■ **Dataset content**
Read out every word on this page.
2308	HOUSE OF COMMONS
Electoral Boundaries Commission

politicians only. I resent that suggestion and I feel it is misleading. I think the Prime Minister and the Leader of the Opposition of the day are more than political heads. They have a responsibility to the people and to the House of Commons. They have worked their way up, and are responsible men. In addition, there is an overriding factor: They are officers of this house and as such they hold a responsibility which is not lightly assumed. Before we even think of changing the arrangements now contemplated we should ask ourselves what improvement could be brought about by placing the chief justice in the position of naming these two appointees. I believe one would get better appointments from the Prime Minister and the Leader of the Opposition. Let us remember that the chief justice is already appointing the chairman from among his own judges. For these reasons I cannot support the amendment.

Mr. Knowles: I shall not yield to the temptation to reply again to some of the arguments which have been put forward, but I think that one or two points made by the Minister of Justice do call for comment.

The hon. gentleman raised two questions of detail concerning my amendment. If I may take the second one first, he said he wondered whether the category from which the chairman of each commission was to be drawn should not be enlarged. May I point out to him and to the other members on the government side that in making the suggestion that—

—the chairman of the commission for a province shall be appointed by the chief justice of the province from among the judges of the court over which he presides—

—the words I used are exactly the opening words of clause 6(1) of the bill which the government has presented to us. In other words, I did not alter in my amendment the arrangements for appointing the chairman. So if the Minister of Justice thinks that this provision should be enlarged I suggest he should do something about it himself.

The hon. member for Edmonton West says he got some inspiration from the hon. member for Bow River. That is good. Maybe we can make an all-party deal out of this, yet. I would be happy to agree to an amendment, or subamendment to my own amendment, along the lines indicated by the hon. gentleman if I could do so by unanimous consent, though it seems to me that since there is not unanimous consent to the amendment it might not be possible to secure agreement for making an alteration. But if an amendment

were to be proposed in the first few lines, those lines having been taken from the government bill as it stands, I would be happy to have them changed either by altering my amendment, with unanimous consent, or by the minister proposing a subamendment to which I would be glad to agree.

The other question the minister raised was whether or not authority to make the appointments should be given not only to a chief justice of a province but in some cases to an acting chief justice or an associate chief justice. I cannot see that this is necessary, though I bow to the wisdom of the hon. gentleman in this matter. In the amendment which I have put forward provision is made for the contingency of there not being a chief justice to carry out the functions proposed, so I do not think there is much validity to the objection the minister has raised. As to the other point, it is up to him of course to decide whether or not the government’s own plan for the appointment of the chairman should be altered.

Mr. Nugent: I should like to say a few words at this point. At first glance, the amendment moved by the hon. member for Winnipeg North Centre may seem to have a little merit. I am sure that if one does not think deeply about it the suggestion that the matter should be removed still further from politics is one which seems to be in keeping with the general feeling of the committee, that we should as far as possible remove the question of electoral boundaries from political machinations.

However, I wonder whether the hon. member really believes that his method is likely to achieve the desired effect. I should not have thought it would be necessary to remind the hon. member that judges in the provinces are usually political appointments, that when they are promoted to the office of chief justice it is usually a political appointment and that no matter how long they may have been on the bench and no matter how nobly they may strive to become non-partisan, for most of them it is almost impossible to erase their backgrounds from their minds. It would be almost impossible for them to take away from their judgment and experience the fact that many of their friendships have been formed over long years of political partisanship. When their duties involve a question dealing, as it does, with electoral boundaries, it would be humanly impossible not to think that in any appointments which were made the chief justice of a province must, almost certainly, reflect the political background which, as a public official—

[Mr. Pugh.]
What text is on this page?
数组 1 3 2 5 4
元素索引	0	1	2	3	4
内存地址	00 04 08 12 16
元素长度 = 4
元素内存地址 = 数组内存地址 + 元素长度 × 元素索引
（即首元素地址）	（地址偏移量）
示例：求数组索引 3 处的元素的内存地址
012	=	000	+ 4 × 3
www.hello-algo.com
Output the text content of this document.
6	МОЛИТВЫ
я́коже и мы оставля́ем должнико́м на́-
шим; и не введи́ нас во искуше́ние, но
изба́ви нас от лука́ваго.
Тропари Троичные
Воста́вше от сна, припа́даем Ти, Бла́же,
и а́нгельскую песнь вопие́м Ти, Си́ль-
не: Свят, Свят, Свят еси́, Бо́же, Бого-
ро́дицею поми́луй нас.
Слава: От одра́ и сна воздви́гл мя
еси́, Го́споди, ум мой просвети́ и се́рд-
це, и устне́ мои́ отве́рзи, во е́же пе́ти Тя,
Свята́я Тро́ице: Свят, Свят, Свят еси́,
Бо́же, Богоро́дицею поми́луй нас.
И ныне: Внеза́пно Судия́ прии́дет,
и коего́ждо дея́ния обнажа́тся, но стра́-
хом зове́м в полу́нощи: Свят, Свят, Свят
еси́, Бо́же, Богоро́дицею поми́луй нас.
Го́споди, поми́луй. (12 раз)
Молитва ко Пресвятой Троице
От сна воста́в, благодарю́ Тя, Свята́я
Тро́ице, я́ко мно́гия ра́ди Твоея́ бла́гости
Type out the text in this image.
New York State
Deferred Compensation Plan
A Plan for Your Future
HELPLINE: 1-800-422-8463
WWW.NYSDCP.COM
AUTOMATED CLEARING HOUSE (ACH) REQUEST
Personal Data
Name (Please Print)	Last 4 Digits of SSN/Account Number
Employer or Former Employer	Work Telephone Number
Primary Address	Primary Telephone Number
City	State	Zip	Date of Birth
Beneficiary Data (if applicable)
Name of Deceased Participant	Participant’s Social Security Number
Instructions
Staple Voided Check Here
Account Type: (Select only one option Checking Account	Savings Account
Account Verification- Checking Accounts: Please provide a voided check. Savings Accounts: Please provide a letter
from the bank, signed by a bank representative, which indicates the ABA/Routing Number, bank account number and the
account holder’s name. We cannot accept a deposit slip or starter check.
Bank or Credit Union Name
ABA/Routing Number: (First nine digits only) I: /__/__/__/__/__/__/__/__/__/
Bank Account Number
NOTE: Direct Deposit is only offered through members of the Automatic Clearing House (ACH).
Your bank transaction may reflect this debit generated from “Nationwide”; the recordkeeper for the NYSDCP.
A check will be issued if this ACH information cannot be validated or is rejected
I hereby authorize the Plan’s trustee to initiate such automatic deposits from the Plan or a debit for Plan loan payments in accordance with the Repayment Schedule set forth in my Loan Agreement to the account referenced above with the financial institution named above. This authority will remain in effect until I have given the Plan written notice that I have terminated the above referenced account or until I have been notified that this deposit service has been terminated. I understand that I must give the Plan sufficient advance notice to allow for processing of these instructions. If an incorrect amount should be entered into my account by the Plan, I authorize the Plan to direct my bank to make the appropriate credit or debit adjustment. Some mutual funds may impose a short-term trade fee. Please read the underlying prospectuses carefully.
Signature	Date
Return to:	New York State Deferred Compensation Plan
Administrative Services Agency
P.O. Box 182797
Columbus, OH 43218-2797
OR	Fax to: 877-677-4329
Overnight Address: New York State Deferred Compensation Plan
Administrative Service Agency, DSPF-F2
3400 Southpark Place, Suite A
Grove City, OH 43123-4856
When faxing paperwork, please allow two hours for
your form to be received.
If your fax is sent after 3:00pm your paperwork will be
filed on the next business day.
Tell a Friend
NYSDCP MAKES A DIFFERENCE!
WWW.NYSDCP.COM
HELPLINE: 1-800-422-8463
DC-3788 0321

■ **Set problem**
Recite the full listing above exactly.

■ **Solution to this task**
Read out every word on this page.
2308	HOUSE OF COMMONS
Electoral Boundaries Commission

politicians only. I resent that suggestion and I feel it is misleading. I think the Prime Minister and the Leader of the Opposition of the day are more than political heads. They have a responsibility to the people and to the House of Commons. They have worked their way up, and are responsible men. In addition, there is an overriding factor: They are officers of this house and as such they hold a responsibility which is not lightly assumed. Before we even think of changing the arrangements now contemplated we should ask ourselves what improvement could be brought about by placing the chief justice in the position of naming these two appointees. I believe one would get better appointments from the Prime Minister and the Leader of the Opposition. Let us remember that the chief justice is already appointing the chairman from among his own judges. For these reasons I cannot support the amendment.

Mr. Knowles: I shall not yield to the temptation to reply again to some of the arguments which have been put forward, but I think that one or two points made by the Minister of Justice do call for comment.

The hon. gentleman raised two questions of detail concerning my amendment. If I may take the second one first, he said he wondered whether the category from which the chairman of each commission was to be drawn should not be enlarged. May I point out to him and to the other members on the government side that in making the suggestion that—

—the chairman of the commission for a province shall be appointed by the chief justice of the province from among the judges of the court over which he presides—

—the words I used are exactly the opening words of clause 6(1) of the bill which the government has presented to us. In other words, I did not alter in my amendment the arrangements for appointing the chairman. So if the Minister of Justice thinks that this provision should be enlarged I suggest he should do something about it himself.

The hon. member for Edmonton West says he got some inspiration from the hon. member for Bow River. That is good. Maybe we can make an all-party deal out of this, yet. I would be happy to agree to an amendment, or subamendment to my own amendment, along the lines indicated by the hon. gentleman if I could do so by unanimous consent, though it seems to me that since there is not unanimous consent to the amendment it might not be possible to secure agreement for making an alteration. But if an amendment

were to be proposed in the first few lines, those lines having been taken from the government bill as it stands, I would be happy to have them changed either by altering my amendment, with unanimous consent, or by the minister proposing a subamendment to which I would be glad to agree.

The other question the minister raised was whether or not authority to make the appointments should be given not only to a chief justice of a province but in some cases to an acting chief justice or an associate chief justice. I cannot see that this is necessary, though I bow to the wisdom of the hon. gentleman in this matter. In the amendment which I have put forward provision is made for the contingency of there not being a chief justice to carry out the functions proposed, so I do not think there is much validity to the objection the minister has raised. As to the other point, it is up to him of course to decide whether or not the government’s own plan for the appointment of the chairman should be altered.

Mr. Nugent: I should like to say a few words at this point. At first glance, the amendment moved by the hon. member for Winnipeg North Centre may seem to have a little merit. I am sure that if one does not think deeply about it the suggestion that the matter should be removed still further from politics is one which seems to be in keeping with the general feeling of the committee, that we should as far as possible remove the question of electoral boundaries from political machinations.

However, I wonder whether the hon. member really believes that his method is likely to achieve the desired effect. I should not have thought it would be necessary to remind the hon. member that judges in the provinces are usually political appointments, that when they are promoted to the office of chief justice it is usually a political appointment and that no matter how long they may have been on the bench and no matter how nobly they may strive to become non-partisan, for most of them it is almost impossible to erase their backgrounds from their minds. It would be almost impossible for them to take away from their judgment and experience the fact that many of their friendships have been formed over long years of political partisanship. When their duties involve a question dealing, as it does, with electoral boundaries, it would be humanly impossible not to think that in any appointments which were made the chief justice of a province must, almost certainly, reflect the political background which, as a public official—

[Mr. Pugh.]
What text is on this page?
数组 1 3 2 5 4
元素索引	0	1	2	3	4
内存地址	00 04 08 12 16
元素长度 = 4
元素内存地址 = 数组内存地址 + 元素长度 × 元素索引
（即首元素地址）	（地址偏移量）
示例：求数组索引 3 处的元素的内存地址
012	=	000	+ 4 × 3
www.hello-algo.com
Output the text content of this document.
6	МОЛИТВЫ
я́коже и мы оставля́ем должнико́м на́-
шим; и не введи́ нас во искуше́ние, но
изба́ви нас от лука́ваго.
Тропари Троичные
Воста́вше от сна, припа́даем Ти, Бла́же,
и а́нгельскую песнь вопие́м Ти, Си́ль-
не: Свят, Свят, Свят еси́, Бо́же, Бого-
ро́дицею поми́луй нас.
Слава: От одра́ и сна воздви́гл мя
еси́, Го́споди, ум мой просвети́ и се́рд-
це, и устне́ мои́ отве́рзи, во е́же пе́ти Тя,
Свята́я Тро́ице: Свят, Свят, Свят еси́,
Бо́же, Богоро́дицею поми́луй нас.
И ныне: Внеза́пно Судия́ прии́дет,
и коего́ждо дея́ния обнажа́тся, но стра́-
хом зове́м в полу́нощи: Свят, Свят, Свят
еси́, Бо́же, Богоро́дицею поми́луй нас.
Го́споди, поми́луй. (12 раз)
Молитва ко Пресвятой Троице
От сна воста́в, благодарю́ Тя, Свята́я
Тро́ице, я́ко мно́гия ра́ди Твоея́ бла́гости
Type out the text in this image.
New York State
Deferred Compensation Plan
A Plan for Your Future
HELPLINE: 1-800-422-8463
WWW.NYSDCP.COM
AUTOMATED CLEARING HOUSE (ACH) REQUEST
Personal Data
Name (Please Print)	Last 4 Digits of SSN/Account Number
Employer or Former Employer	Work Telephone Number
Primary Address	Primary Telephone Number
City	State	Zip	Date of Birth
Beneficiary Data (if applicable)
Name of Deceased Participant	Participant’s Social Security Number
Instructions
Staple Voided Check Here
Account Type: (Select only one option Checking Account	Savings Account
Account Verification- Checking Accounts: Please provide a voided check. Savings Accounts: Please provide a letter
from the bank, signed by a bank representative, which indicates the ABA/Routing Number, bank account number and the
account holder’s name. We cannot accept a deposit slip or starter check.
Bank or Credit Union Name
ABA/Routing Number: (First nine digits only) I: /__/__/__/__/__/__/__/__/__/
Bank Account Number
NOTE: Direct Deposit is only offered through members of the Automatic Clearing House (ACH).
Your bank transaction may reflect this debit generated from “Nationwide”; the recordkeeper for the NYSDCP.
A check will be issued if this ACH information cannot be validated or is rejected
I hereby authorize the Plan’s trustee to initiate such automatic deposits from the Plan or a debit for Plan loan payments in accordance with the Repayment Schedule set forth in my Loan Agreement to the account referenced above with the financial institution named above. This authority will remain in effect until I have given the Plan written notice that I have terminated the above referenced account or until I have been notified that this deposit service has been terminated. I understand that I must give the Plan sufficient advance notice to allow for processing of these instructions. If an incorrect amount should be entered into my account by the Plan, I authorize the Plan to direct my bank to make the appropriate credit or debit adjustment. Some mutual funds may impose a short-term trade fee. Please read the underlying prospectuses carefully.
Signature	Date
Return to:	New York State Deferred Compensation Plan
Administrative Services Agency
P.O. Box 182797
Columbus, OH 43218-2797
OR	Fax to: 877-677-4329
Overnight Address: New York State Deferred Compensation Plan
Administrative Service Agency, DSPF-F2
3400 Southpark Place, Suite A
Grove City, OH 43123-4856
When faxing paperwork, please allow two hours for
your form to be received.
If your fax is sent after 3:00pm your paperwork will be
filed on the next business day.
Tell a Friend
NYSDCP MAKES A DIFFERENCE!
WWW.NYSDCP.COM
HELPLINE: 1-800-422-8463
DC-3788 0321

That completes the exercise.